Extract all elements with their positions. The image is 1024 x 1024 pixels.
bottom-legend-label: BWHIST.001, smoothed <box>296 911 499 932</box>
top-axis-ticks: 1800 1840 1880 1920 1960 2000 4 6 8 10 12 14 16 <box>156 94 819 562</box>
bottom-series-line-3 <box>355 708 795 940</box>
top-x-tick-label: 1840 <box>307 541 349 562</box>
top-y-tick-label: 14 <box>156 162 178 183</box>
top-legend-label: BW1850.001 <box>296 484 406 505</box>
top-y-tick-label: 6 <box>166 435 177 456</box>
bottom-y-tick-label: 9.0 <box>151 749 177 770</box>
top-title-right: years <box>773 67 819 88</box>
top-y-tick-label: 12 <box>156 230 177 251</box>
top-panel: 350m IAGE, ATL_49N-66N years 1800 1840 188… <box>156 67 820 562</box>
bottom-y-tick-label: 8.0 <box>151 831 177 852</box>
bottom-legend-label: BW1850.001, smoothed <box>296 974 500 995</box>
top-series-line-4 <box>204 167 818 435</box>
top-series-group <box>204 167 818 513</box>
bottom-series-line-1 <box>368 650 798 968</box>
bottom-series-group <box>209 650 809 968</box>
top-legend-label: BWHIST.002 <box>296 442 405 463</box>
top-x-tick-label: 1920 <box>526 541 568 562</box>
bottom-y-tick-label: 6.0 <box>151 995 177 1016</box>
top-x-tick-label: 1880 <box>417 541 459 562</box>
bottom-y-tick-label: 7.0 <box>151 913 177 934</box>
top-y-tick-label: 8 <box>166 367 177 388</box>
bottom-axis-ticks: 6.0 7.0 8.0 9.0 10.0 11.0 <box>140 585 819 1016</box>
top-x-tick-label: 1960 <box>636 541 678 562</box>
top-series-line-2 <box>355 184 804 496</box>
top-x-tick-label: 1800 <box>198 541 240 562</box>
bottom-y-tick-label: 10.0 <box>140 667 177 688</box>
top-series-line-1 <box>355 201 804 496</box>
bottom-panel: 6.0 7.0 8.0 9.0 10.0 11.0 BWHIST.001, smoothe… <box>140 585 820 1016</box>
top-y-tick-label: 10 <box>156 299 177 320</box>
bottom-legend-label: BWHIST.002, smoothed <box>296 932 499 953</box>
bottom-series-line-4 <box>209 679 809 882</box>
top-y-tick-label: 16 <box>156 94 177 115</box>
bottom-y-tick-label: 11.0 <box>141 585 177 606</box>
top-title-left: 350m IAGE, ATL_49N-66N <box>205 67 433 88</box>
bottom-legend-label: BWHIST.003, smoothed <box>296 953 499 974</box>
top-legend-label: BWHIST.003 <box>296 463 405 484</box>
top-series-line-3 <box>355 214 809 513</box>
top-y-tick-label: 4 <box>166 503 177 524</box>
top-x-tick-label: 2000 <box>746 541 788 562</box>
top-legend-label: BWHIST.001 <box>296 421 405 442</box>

□ □ □ □ □ □ □

__EXERCISE AIM__. Recast each line of the items above as a JSON list of strings, with one string per line and no blank lines.

__THE REPLY__.
[
  "Extract all elements with their positions. The image is 1024 x 1024 pixels.",
  "bottom-legend-label: BWHIST.001, smoothed <box>296 911 499 932</box>",
  "top-axis-ticks: 1800 1840 1880 1920 1960 2000 4 6 8 10 12 14 16 <box>156 94 819 562</box>",
  "bottom-series-line-3 <box>355 708 795 940</box>",
  "top-x-tick-label: 1840 <box>307 541 349 562</box>",
  "top-y-tick-label: 14 <box>156 162 178 183</box>",
  "top-legend-label: BW1850.001 <box>296 484 406 505</box>",
  "top-y-tick-label: 6 <box>166 435 177 456</box>",
  "bottom-y-tick-label: 9.0 <box>151 749 177 770</box>",
  "top-title-right: years <box>773 67 819 88</box>",
  "top-y-tick-label: 12 <box>156 230 177 251</box>",
  "top-panel: 350m IAGE, ATL_49N-66N years 1800 1840 188… <box>156 67 820 562</box>",
  "bottom-y-tick-label: 8.0 <box>151 831 177 852</box>",
  "bottom-legend-label: BW1850.001, smoothed <box>296 974 500 995</box>",
  "top-series-line-4 <box>204 167 818 435</box>",
  "top-series-group <box>204 167 818 513</box>",
  "bottom-series-line-1 <box>368 650 798 968</box>",
  "bottom-series-group <box>209 650 809 968</box>",
  "top-legend-label: BWHIST.002 <box>296 442 405 463</box>",
  "top-x-tick-label: 1920 <box>526 541 568 562</box>",
  "bottom-y-tick-label: 6.0 <box>151 995 177 1016</box>",
  "top-x-tick-label: 1880 <box>417 541 459 562</box>",
  "bottom-y-tick-label: 7.0 <box>151 913 177 934</box>",
  "top-y-tick-label: 8 <box>166 367 177 388</box>",
  "bottom-axis-ticks: 6.0 7.0 8.0 9.0 10.0 11.0 <box>140 585 819 1016</box>",
  "top-x-tick-label: 1960 <box>636 541 678 562</box>",
  "top-series-line-2 <box>355 184 804 496</box>",
  "top-x-tick-label: 1800 <box>198 541 240 562</box>",
  "bottom-y-tick-label: 10.0 <box>140 667 177 688</box>",
  "top-series-line-1 <box>355 201 804 496</box>",
  "bottom-panel: 6.0 7.0 8.0 9.0 10.0 11.0 BWHIST.001, smoothe… <box>140 585 820 1016</box>",
  "top-y-tick-label: 10 <box>156 299 177 320</box>",
  "bottom-legend-label: BWHIST.002, smoothed <box>296 932 499 953</box>",
  "bottom-series-line-4 <box>209 679 809 882</box>",
  "top-y-tick-label: 16 <box>156 94 177 115</box>",
  "bottom-y-tick-label: 11.0 <box>141 585 177 606</box>",
  "top-title-left: 350m IAGE, ATL_49N-66N <box>205 67 433 88</box>",
  "bottom-legend-label: BWHIST.003, smoothed <box>296 953 499 974</box>",
  "top-legend-label: BWHIST.003 <box>296 463 405 484</box>",
  "top-series-line-3 <box>355 214 809 513</box>",
  "top-y-tick-label: 4 <box>166 503 177 524</box>",
  "top-x-tick-label: 2000 <box>746 541 788 562</box>",
  "top-legend-label: BWHIST.001 <box>296 421 405 442</box>"
]